▶ Extracted information
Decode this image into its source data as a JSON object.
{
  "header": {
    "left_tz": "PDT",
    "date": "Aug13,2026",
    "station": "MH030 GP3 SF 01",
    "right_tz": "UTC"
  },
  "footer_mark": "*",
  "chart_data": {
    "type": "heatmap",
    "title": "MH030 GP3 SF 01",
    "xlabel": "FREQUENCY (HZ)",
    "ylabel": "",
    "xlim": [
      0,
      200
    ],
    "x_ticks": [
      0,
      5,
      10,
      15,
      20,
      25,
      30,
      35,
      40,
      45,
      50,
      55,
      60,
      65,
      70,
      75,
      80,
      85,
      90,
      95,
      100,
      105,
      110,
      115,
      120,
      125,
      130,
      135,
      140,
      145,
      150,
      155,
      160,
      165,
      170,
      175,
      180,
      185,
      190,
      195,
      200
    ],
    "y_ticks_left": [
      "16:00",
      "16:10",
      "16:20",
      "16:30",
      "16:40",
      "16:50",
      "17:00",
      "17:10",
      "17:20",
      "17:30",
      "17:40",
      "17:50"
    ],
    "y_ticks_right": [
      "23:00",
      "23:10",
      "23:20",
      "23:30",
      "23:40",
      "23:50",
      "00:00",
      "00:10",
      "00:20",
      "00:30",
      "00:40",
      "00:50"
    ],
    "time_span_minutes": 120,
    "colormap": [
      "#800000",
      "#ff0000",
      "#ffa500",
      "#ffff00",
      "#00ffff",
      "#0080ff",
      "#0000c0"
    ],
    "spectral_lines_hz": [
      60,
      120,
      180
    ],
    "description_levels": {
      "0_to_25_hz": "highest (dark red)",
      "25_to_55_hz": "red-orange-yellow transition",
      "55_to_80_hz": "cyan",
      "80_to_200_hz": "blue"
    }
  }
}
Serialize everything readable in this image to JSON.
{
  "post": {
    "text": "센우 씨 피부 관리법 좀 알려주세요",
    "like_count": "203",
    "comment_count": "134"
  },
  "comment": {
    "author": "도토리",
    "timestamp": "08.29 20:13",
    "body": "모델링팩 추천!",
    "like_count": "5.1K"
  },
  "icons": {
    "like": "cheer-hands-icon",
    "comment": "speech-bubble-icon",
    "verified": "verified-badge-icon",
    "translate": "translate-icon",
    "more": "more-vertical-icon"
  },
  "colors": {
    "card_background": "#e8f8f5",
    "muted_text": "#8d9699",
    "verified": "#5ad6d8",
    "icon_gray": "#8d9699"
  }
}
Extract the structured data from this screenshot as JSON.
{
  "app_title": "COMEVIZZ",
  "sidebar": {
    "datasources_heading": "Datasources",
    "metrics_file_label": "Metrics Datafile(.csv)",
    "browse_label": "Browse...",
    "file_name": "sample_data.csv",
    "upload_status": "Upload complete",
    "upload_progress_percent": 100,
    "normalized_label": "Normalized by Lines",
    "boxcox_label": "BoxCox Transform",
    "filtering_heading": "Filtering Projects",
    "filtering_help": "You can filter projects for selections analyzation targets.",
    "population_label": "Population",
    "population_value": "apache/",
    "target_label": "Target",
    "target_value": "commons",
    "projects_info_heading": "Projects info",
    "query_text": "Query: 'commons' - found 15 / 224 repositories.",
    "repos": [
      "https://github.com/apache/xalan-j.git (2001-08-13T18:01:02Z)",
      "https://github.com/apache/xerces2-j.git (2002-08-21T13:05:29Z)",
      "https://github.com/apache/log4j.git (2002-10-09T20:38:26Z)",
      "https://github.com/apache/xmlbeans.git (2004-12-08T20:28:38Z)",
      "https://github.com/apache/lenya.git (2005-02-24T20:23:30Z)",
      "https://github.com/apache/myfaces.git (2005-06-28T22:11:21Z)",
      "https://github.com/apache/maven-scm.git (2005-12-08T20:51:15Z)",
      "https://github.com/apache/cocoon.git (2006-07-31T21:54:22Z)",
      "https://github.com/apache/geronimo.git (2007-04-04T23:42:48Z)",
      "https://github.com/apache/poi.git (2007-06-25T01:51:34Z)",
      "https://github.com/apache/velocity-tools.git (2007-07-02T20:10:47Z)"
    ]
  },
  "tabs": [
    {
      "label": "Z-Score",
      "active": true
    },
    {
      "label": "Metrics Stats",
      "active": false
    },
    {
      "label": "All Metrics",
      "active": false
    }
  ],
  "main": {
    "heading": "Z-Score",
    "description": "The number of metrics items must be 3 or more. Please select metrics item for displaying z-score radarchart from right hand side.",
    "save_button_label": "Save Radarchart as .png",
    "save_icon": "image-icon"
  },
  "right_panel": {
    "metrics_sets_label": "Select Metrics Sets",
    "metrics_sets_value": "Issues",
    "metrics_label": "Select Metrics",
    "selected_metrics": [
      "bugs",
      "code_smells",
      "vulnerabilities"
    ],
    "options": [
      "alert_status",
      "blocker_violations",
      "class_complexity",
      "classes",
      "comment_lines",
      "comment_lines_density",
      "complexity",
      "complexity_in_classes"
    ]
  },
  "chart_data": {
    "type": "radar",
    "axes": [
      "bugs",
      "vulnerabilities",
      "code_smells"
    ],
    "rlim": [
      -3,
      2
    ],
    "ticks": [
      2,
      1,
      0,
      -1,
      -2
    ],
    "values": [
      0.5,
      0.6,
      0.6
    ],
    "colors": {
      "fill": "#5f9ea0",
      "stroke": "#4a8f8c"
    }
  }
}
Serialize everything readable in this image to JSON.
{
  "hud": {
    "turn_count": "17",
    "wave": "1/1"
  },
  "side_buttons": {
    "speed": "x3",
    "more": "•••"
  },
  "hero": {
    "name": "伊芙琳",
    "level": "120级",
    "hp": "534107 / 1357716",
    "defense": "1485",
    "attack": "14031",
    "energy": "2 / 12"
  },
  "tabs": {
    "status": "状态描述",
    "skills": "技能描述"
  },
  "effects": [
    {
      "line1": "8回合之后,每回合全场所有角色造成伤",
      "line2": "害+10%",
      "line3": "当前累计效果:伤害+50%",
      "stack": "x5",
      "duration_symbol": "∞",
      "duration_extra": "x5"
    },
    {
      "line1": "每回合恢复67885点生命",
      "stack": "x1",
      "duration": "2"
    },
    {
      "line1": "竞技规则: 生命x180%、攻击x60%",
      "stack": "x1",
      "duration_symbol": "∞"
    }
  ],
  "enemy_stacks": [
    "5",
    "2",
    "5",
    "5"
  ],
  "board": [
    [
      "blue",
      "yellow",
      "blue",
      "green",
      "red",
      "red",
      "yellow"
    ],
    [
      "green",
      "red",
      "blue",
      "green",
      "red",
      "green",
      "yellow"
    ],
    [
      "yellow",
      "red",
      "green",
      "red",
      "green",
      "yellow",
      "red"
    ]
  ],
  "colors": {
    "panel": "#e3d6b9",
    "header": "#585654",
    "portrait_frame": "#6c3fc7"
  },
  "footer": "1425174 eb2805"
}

▶ Exercise task
Give the count of lines containing "JSON", with no added text.

▶ Written answer
4